(Stored entries)
#####

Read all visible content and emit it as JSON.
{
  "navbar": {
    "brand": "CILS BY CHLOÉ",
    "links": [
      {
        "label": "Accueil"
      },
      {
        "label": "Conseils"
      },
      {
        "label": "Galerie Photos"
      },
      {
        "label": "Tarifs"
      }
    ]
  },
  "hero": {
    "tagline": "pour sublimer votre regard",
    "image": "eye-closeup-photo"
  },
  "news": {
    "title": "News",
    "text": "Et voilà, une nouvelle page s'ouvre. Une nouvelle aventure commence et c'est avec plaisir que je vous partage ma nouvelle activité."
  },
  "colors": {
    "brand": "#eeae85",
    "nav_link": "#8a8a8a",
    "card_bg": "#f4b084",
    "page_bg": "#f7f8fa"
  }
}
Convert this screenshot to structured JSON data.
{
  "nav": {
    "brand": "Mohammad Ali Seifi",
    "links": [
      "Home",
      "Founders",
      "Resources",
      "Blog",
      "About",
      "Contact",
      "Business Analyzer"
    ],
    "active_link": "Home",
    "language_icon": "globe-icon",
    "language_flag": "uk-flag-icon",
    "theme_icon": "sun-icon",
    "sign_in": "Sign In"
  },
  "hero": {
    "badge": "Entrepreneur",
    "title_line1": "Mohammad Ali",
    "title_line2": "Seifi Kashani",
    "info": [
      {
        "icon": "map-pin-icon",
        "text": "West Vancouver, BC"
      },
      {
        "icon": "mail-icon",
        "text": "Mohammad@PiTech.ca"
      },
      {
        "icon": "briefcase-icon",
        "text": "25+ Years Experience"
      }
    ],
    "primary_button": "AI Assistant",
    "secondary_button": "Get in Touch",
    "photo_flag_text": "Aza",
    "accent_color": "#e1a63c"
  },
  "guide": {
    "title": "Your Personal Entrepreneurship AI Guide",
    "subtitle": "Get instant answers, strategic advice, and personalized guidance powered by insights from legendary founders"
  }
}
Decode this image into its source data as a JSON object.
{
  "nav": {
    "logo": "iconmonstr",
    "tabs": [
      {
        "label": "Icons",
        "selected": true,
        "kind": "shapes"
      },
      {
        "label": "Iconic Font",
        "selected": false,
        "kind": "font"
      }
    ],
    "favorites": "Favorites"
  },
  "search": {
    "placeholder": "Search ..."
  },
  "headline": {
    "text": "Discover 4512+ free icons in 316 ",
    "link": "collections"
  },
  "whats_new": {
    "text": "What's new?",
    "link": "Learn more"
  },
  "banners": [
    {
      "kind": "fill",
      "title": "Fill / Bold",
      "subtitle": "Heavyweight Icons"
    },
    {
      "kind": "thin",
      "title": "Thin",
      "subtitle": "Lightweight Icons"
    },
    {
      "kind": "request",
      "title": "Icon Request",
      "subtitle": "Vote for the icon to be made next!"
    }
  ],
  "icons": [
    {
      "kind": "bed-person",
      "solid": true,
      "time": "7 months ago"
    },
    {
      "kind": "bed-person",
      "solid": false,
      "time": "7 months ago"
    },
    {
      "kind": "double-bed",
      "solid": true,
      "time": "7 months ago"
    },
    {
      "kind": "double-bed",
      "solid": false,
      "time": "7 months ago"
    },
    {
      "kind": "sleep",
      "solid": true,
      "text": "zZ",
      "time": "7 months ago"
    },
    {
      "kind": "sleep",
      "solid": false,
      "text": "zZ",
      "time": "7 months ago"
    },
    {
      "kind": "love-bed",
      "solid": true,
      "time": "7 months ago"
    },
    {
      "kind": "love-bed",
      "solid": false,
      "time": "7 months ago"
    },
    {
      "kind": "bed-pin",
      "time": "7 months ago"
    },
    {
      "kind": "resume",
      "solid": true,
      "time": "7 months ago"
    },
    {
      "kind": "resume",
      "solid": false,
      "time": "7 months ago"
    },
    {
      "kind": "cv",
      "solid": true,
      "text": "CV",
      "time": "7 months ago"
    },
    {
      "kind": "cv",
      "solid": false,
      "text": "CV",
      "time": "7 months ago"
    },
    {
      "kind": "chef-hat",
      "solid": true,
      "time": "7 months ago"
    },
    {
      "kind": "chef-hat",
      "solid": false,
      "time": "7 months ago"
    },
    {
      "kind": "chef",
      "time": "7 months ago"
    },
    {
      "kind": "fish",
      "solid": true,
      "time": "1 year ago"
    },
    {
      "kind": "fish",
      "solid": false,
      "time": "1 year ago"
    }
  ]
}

#####

> _WORK TO BE COMPLETED_
Scan the material above for the word "Seifi". Copy each line where it occurs.

> _FINISHED ANSWER_
    "brand": "Mohammad Ali Seifi",
    "title_line2": "Seifi Kashani",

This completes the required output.